What you have to do:
Out of the lines below, please list those that hold the string "toujours".

-- Start of Records for the task --

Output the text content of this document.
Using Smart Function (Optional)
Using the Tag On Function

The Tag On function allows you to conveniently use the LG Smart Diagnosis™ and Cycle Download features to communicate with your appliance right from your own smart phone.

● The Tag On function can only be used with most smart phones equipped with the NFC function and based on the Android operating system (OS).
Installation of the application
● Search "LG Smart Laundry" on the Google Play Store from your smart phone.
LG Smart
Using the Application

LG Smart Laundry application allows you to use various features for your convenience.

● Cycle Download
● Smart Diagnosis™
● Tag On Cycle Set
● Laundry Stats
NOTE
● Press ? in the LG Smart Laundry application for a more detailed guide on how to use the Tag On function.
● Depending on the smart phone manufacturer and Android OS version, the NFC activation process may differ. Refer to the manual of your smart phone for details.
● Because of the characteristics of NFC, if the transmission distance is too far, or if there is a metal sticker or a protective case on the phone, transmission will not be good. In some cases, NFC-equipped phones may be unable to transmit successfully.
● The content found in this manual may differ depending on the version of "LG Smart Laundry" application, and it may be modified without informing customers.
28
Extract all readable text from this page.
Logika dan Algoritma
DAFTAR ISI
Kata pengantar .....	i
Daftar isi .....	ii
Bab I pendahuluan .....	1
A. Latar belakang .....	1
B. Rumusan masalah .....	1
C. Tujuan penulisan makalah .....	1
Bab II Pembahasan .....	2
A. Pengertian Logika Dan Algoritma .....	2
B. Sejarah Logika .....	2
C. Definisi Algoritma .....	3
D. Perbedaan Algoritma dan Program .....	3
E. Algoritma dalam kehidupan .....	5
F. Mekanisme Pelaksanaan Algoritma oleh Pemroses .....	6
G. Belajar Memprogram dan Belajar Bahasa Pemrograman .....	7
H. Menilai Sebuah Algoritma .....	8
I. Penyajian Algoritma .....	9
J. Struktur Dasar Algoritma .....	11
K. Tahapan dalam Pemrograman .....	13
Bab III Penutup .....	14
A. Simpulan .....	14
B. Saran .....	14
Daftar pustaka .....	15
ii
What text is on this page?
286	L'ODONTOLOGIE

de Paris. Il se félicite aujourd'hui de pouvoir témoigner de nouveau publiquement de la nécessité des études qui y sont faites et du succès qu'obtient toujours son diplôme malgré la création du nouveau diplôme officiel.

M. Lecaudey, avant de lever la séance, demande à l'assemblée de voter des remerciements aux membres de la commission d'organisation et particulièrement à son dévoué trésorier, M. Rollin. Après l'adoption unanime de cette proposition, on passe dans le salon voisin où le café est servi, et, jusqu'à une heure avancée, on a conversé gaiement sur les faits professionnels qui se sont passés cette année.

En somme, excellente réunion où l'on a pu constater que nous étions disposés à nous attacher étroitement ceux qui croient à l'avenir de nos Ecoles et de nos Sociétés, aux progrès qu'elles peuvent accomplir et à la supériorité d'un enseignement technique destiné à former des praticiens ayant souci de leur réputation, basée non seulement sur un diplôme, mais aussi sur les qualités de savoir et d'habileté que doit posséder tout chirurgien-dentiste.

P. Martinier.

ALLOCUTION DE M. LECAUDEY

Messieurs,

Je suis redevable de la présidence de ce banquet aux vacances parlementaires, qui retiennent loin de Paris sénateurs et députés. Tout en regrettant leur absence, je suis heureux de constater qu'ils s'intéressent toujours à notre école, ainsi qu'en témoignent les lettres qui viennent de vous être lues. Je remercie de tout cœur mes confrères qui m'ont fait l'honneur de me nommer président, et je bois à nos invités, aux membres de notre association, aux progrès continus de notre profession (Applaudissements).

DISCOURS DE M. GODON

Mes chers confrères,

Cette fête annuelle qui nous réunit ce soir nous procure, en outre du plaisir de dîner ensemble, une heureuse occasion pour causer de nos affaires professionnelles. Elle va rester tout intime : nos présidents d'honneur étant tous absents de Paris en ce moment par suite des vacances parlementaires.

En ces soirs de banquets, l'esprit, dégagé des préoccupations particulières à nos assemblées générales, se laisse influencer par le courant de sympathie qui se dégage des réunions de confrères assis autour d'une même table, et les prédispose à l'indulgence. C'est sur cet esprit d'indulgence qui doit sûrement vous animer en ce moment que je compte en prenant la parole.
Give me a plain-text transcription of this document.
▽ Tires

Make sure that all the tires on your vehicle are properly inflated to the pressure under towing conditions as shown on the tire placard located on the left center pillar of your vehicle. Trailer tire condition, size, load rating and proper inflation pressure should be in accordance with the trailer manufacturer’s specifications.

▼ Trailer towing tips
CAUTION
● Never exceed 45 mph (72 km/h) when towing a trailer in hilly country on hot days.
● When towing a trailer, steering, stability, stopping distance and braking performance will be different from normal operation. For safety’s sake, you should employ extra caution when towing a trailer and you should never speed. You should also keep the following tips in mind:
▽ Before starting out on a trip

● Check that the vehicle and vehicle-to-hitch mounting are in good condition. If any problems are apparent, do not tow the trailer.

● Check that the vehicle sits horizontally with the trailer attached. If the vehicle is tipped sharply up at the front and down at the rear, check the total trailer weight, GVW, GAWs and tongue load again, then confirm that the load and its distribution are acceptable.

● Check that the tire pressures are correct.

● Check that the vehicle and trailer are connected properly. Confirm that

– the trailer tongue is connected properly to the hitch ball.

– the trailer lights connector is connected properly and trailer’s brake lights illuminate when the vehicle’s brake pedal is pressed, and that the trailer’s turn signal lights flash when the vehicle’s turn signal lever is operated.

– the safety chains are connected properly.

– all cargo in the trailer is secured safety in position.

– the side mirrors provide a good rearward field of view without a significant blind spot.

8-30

-- End of Records for the task --

Response:
de Paris. Il se félicite aujourd'hui de pouvoir témoigner de nouveau publiquement de la nécessité des études qui y sont faites et du succès qu'obtient toujours son diplôme malgré la création du nouveau diplôme officiel.
Je suis redevable de la présidence de ce banquet aux vacances parlementaires, qui retiennent loin de Paris sénateurs et députés. Tout en regrettant leur absence, je suis heureux de constater qu'ils s'intéressent toujours à notre école, ainsi qu'en témoignent les lettres qui viennent de vous être lues. Je remercie de tout cœur mes confrères qui m'ont fait l'honneur de me nommer président, et je bois à nos invités, aux membres de notre association, aux progrès continus de notre profession (Applaudissements).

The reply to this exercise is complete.